[Stored records]
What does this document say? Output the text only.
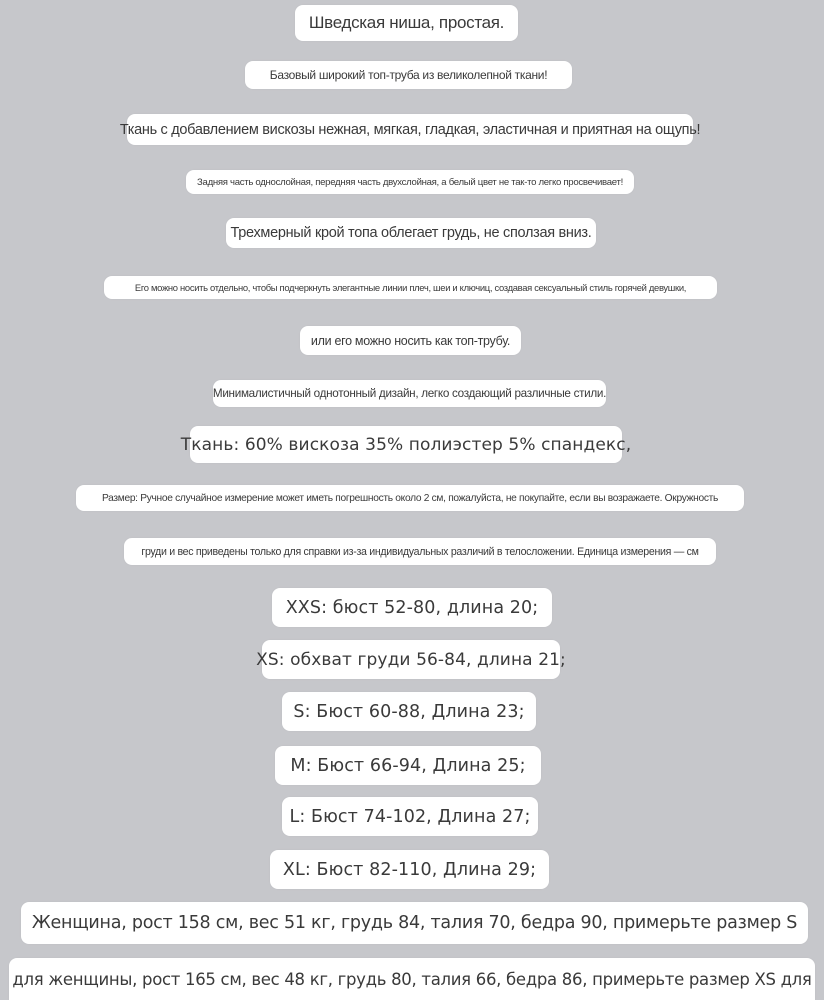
Шведская ниша, простая.
Базовый широкий топ-труба из великолепной ткани!
Ткань с добавлением вискозы нежная, мягкая, гладкая, эластичная и приятная на ощупь!
Задняя часть однослойная, передняя часть двухслойная, а белый цвет не так-то легко просвечивает!
Трехмерный крой топа облегает грудь, не сползая вниз.
Его можно носить отдельно, чтобы подчеркнуть элегантные линии плеч, шеи и ключиц, создавая сексуальный стиль горячей девушки,
или его можно носить как топ-трубу.
Минималистичный однотонный дизайн, легко создающий различные стили.
Ткань: 60% вискоза 35% полиэстер 5% спандекс,
Размер: Ручное случайное измерение может иметь погрешность около 2 см, пожалуйста, не покупайте, если вы возражаете. Окружность
груди и вес приведены только для справки из-за индивидуальных различий в телосложении. Единица измерения — см
XXS: бюст 52-80, длина 20;
XS: обхват груди 56-84, длина 21;
S: Бюст 60-88, Длина 23;
M: Бюст 66-94, Длина 25;
L: Бюст 74-102, Длина 27;
XL: Бюст 82-110, Длина 29;
Женщина, рост 158 см, вес 51 кг, грудь 84, талия 70, бедра 90, примерьте размер S
для женщины, рост 165 см, вес 48 кг, грудь 80, талия 66, бедра 86, примерьте размер XS для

**Task objective:** Reproduce every record above exactly, but leave out the pictures.

**Reply to the exercise:**
What does this document say? Output the text only.
Шведская ниша, простая.
Базовый широкий топ-труба из великолепной ткани!
Ткань с добавлением вискозы нежная, мягкая, гладкая, эластичная и приятная на ощупь!
Задняя часть однослойная, передняя часть двухслойная, а белый цвет не так-то легко просвечивает!
Трехмерный крой топа облегает грудь, не сползая вниз.
Его можно носить отдельно, чтобы подчеркнуть элегантные линии плеч, шеи и ключиц, создавая сексуальный стиль горячей девушки,
или его можно носить как топ-трубу.
Минималистичный однотонный дизайн, легко создающий различные стили.
Ткань: 60% вискоза 35% полиэстер 5% спандекс,
Размер: Ручное случайное измерение может иметь погрешность около 2 см, пожалуйста, не покупайте, если вы возражаете. Окружность
груди и вес приведены только для справки из-за индивидуальных различий в телосложении. Единица измерения — см
XXS: бюст 52-80, длина 20;
XS: обхват груди 56-84, длина 21;
S: Бюст 60-88, Длина 23;
M: Бюст 66-94, Длина 25;
L: Бюст 74-102, Длина 27;
XL: Бюст 82-110, Длина 29;
Женщина, рост 158 см, вес 51 кг, грудь 84, талия 70, бедра 90, примерьте размер S
для женщины, рост 165 см, вес 48 кг, грудь 80, талия 66, бедра 86, примерьте размер XS для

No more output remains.